-- Aim --
Copy out each line exactly; pictures stay out of the copy.

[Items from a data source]
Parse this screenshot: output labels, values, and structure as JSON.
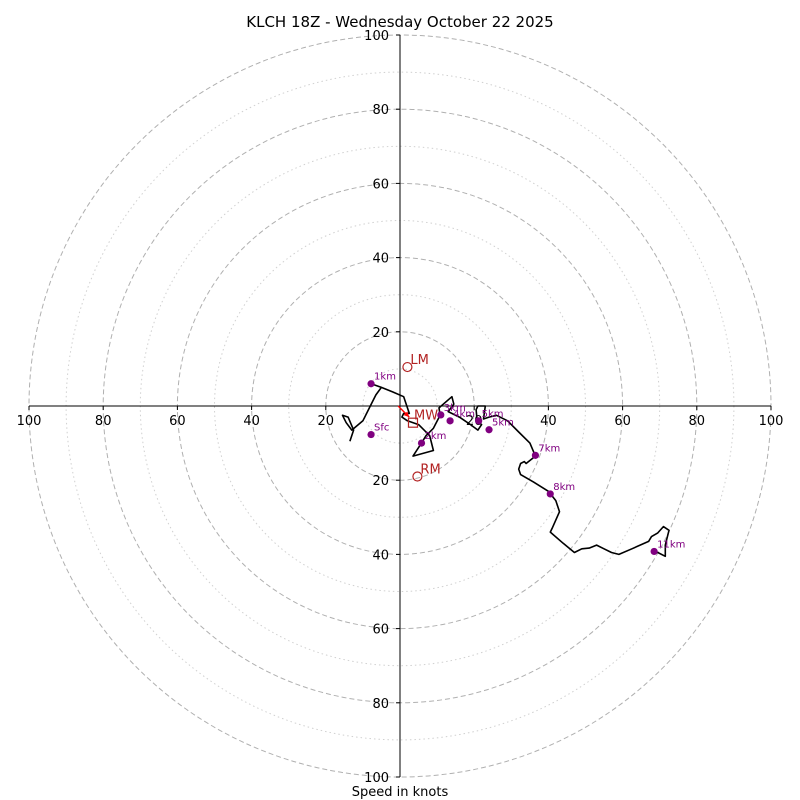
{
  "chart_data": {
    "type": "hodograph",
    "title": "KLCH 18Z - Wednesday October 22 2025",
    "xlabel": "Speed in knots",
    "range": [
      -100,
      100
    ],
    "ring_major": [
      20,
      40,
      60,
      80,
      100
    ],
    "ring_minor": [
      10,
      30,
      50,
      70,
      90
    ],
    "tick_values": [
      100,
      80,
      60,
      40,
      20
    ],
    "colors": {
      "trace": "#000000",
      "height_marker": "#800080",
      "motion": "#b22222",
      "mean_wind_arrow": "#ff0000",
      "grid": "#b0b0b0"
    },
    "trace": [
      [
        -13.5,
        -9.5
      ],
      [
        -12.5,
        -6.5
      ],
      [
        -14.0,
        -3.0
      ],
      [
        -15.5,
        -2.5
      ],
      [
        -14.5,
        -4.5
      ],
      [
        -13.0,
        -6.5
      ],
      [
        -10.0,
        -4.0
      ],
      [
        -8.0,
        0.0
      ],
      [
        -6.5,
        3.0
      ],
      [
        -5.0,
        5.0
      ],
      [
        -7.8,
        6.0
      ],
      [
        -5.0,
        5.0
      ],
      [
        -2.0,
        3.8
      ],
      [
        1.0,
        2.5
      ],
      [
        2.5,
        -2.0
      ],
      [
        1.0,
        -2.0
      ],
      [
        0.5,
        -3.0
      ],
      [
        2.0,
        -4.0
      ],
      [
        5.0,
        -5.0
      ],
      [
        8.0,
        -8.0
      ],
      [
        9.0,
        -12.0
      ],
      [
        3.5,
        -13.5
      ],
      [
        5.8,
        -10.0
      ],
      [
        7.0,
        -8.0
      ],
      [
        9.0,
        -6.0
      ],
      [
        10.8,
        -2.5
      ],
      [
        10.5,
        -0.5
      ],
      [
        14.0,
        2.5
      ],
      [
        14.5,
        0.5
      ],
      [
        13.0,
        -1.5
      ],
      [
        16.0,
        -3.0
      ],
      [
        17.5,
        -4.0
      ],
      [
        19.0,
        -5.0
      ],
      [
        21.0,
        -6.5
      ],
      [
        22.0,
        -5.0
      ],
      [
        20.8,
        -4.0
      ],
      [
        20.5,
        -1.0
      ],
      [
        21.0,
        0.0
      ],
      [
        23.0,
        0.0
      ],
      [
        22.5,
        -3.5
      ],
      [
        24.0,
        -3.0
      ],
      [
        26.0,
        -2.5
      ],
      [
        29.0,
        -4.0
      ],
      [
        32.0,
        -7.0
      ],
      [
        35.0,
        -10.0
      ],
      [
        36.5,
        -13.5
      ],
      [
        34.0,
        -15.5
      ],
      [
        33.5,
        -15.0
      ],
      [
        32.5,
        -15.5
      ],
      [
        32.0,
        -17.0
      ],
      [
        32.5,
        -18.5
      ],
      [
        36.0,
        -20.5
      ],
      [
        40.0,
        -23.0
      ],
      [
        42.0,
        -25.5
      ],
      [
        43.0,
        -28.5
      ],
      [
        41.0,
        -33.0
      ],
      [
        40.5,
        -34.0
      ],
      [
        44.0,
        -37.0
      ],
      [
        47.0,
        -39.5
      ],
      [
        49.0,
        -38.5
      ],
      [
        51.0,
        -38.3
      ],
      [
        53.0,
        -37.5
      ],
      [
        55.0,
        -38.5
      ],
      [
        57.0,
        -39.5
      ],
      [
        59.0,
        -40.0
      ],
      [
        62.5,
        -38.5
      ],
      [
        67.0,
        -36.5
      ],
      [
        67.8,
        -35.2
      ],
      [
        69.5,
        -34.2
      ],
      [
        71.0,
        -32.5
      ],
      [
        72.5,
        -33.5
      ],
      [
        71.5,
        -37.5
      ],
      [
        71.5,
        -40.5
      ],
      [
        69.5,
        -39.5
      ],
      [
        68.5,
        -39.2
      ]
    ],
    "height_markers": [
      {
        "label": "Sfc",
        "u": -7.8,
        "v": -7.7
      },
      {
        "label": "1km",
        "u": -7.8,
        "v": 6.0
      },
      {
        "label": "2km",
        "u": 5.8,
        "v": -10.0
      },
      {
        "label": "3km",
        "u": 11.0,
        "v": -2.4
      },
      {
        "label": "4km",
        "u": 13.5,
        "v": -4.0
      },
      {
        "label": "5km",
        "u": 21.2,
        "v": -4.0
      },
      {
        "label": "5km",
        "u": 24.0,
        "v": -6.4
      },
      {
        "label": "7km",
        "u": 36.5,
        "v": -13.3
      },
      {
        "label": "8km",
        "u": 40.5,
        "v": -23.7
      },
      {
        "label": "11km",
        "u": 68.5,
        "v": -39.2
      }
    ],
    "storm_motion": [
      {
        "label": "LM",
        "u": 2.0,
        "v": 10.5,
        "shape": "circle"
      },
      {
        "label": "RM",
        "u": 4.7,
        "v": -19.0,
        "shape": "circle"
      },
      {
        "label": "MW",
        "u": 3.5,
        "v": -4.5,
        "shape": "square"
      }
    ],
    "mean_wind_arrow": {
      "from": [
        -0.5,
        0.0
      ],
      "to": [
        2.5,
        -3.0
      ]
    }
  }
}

-- Output below --
Parse this screenshot: output labels, values, and structure as JSON.
{
  "chart_data": {
    "type": "hodograph",
    "title": "KLCH 18Z - Wednesday October 22 2025",
    "xlabel": "Speed in knots",
    "range": [
      -100,
      100
    ],
    "ring_major": [
      20,
      40,
      60,
      80,
      100
    ],
    "ring_minor": [
      10,
      30,
      50,
      70,
      90
    ],
    "tick_values": [
      100,
      80,
      60,
      40,
      20
    ],
    "colors": {
      "trace": "#000000",
      "height_marker": "#800080",
      "motion": "#b22222",
      "mean_wind_arrow": "#ff0000",
      "grid": "#b0b0b0"
    },
    "trace": [
      [
        -13.5,
        -9.5
      ],
      [
        -12.5,
        -6.5
      ],
      [
        -14.0,
        -3.0
      ],
      [
        -15.5,
        -2.5
      ],
      [
        -14.5,
        -4.5
      ],
      [
        -13.0,
        -6.5
      ],
      [
        -10.0,
        -4.0
      ],
      [
        -8.0,
        0.0
      ],
      [
        -6.5,
        3.0
      ],
      [
        -5.0,
        5.0
      ],
      [
        -7.8,
        6.0
      ],
      [
        -5.0,
        5.0
      ],
      [
        -2.0,
        3.8
      ],
      [
        1.0,
        2.5
      ],
      [
        2.5,
        -2.0
      ],
      [
        1.0,
        -2.0
      ],
      [
        0.5,
        -3.0
      ],
      [
        2.0,
        -4.0
      ],
      [
        5.0,
        -5.0
      ],
      [
        8.0,
        -8.0
      ],
      [
        9.0,
        -12.0
      ],
      [
        3.5,
        -13.5
      ],
      [
        5.8,
        -10.0
      ],
      [
        7.0,
        -8.0
      ],
      [
        9.0,
        -6.0
      ],
      [
        10.8,
        -2.5
      ],
      [
        10.5,
        -0.5
      ],
      [
        14.0,
        2.5
      ],
      [
        14.5,
        0.5
      ],
      [
        13.0,
        -1.5
      ],
      [
        16.0,
        -3.0
      ],
      [
        17.5,
        -4.0
      ],
      [
        19.0,
        -5.0
      ],
      [
        21.0,
        -6.5
      ],
      [
        22.0,
        -5.0
      ],
      [
        20.8,
        -4.0
      ],
      [
        20.5,
        -1.0
      ],
      [
        21.0,
        0.0
      ],
      [
        23.0,
        0.0
      ],
      [
        22.5,
        -3.5
      ],
      [
        24.0,
        -3.0
      ],
      [
        26.0,
        -2.5
      ],
      [
        29.0,
        -4.0
      ],
      [
        32.0,
        -7.0
      ],
      [
        35.0,
        -10.0
      ],
      [
        36.5,
        -13.5
      ],
      [
        34.0,
        -15.5
      ],
      [
        33.5,
        -15.0
      ],
      [
        32.5,
        -15.5
      ],
      [
        32.0,
        -17.0
      ],
      [
        32.5,
        -18.5
      ],
      [
        36.0,
        -20.5
      ],
      [
        40.0,
        -23.0
      ],
      [
        42.0,
        -25.5
      ],
      [
        43.0,
        -28.5
      ],
      [
        41.0,
        -33.0
      ],
      [
        40.5,
        -34.0
      ],
      [
        44.0,
        -37.0
      ],
      [
        47.0,
        -39.5
      ],
      [
        49.0,
        -38.5
      ],
      [
        51.0,
        -38.3
      ],
      [
        53.0,
        -37.5
      ],
      [
        55.0,
        -38.5
      ],
      [
        57.0,
        -39.5
      ],
      [
        59.0,
        -40.0
      ],
      [
        62.5,
        -38.5
      ],
      [
        67.0,
        -36.5
      ],
      [
        67.8,
        -35.2
      ],
      [
        69.5,
        -34.2
      ],
      [
        71.0,
        -32.5
      ],
      [
        72.5,
        -33.5
      ],
      [
        71.5,
        -37.5
      ],
      [
        71.5,
        -40.5
      ],
      [
        69.5,
        -39.5
      ],
      [
        68.5,
        -39.2
      ]
    ],
    "height_markers": [
      {
        "label": "Sfc",
        "u": -7.8,
        "v": -7.7
      },
      {
        "label": "1km",
        "u": -7.8,
        "v": 6.0
      },
      {
        "label": "2km",
        "u": 5.8,
        "v": -10.0
      },
      {
        "label": "3km",
        "u": 11.0,
        "v": -2.4
      },
      {
        "label": "4km",
        "u": 13.5,
        "v": -4.0
      },
      {
        "label": "5km",
        "u": 21.2,
        "v": -4.0
      },
      {
        "label": "5km",
        "u": 24.0,
        "v": -6.4
      },
      {
        "label": "7km",
        "u": 36.5,
        "v": -13.3
      },
      {
        "label": "8km",
        "u": 40.5,
        "v": -23.7
      },
      {
        "label": "11km",
        "u": 68.5,
        "v": -39.2
      }
    ],
    "storm_motion": [
      {
        "label": "LM",
        "u": 2.0,
        "v": 10.5,
        "shape": "circle"
      },
      {
        "label": "RM",
        "u": 4.7,
        "v": -19.0,
        "shape": "circle"
      },
      {
        "label": "MW",
        "u": 3.5,
        "v": -4.5,
        "shape": "square"
      }
    ],
    "mean_wind_arrow": {
      "from": [
        -0.5,
        0.0
      ],
      "to": [
        2.5,
        -3.0
      ]
    }
  }
}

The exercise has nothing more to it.